# Exercise description
From the entries below, copy every line that holds the word "than".

(Saved entries)
++++++++++++++++++++
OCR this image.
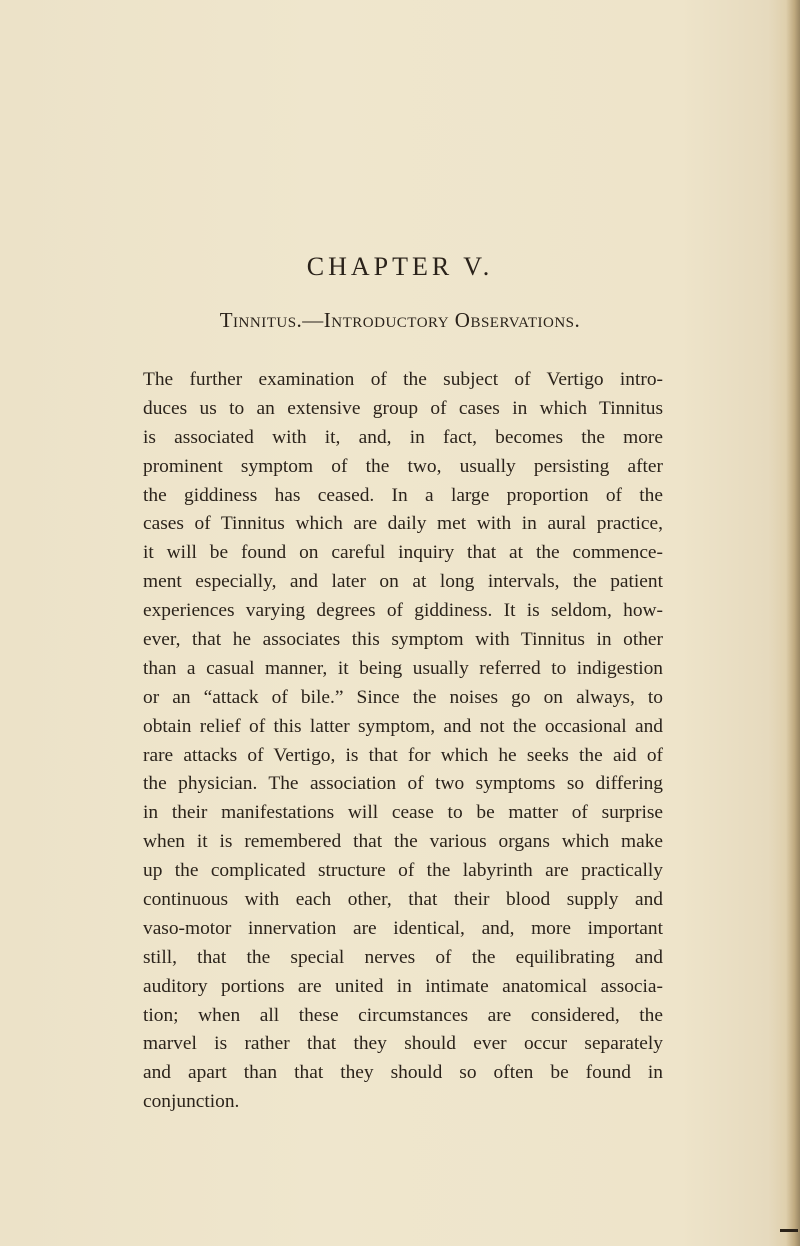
CHAPTER V.
Tinnitus.—Introductory Observations.
The further examination of the subject of Vertigo intro-
duces us to an extensive group of cases in which Tinnitus
is associated with it, and, in fact, becomes the more
prominent symptom of the two, usually persisting after
the giddiness has ceased. In a large proportion of the
cases of Tinnitus which are daily met with in aural practice,
it will be found on careful inquiry that at the commence-
ment especially, and later on at long intervals, the patient
experiences varying degrees of giddiness. It is seldom, how-
ever, that he associates this symptom with Tinnitus in other
than a casual manner, it being usually referred to indigestion
or an “attack of bile.” Since the noises go on always, to
obtain relief of this latter symptom, and not the occasional and
rare attacks of Vertigo, is that for which he seeks the aid of
the physician. The association of two symptoms so differing
in their manifestations will cease to be matter of surprise
when it is remembered that the various organs which make
up the complicated structure of the labyrinth are practically
continuous with each other, that their blood supply and
vaso-motor innervation are identical, and, more important
still, that the special nerves of the equilibrating and
auditory portions are united in intimate anatomical associa-
tion; when all these circumstances are considered, the
marvel is rather that they should ever occur separately
and apart than that they should so often be found in
conjunction.
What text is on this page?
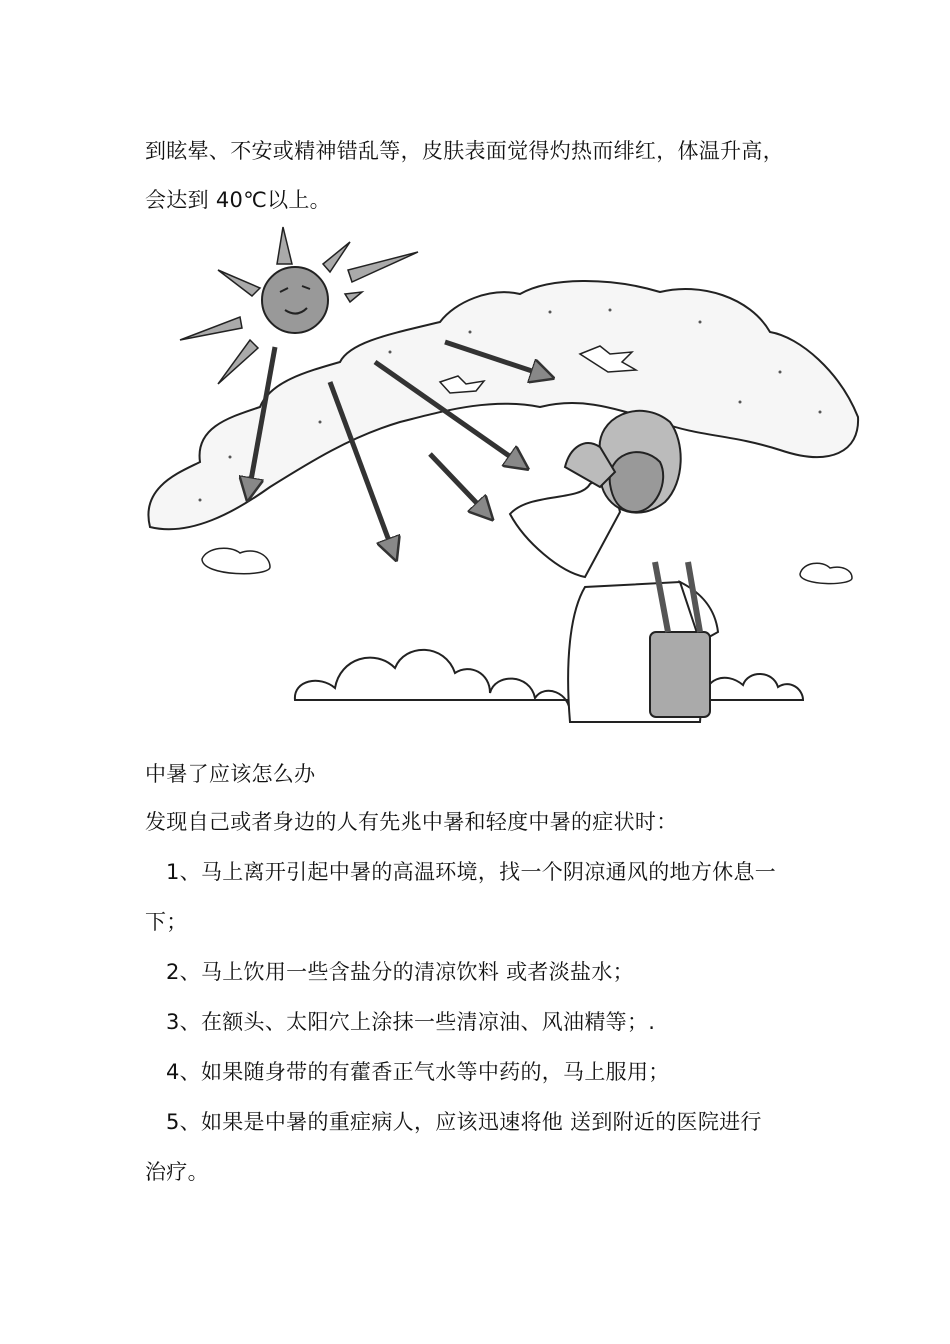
到眩晕、不安或精神错乱等，皮肤表面觉得灼热而绯红，体温升高，
会达到 40℃以上。
中暑了应该怎么办
发现自己或者身边的人有先兆中暑和轻度中暑的症状时：
1、马上离开引起中暑的高温环境，找一个阴凉通风的地方休息一
下；
2、马上饮用一些含盐分的清凉饮料 或者淡盐水；
3、在额头、太阳穴上涂抹一些清凉油、风油精等；.
4、如果随身带的有藿香正气水等中药的，马上服用；
5、如果是中暑的重症病人，应该迅速将他 送到附近的医院进行
治疗。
++++++++++++++++++++
# Written solution
than a casual manner, it being usually referred to indigestion
and apart than that they should so often be found in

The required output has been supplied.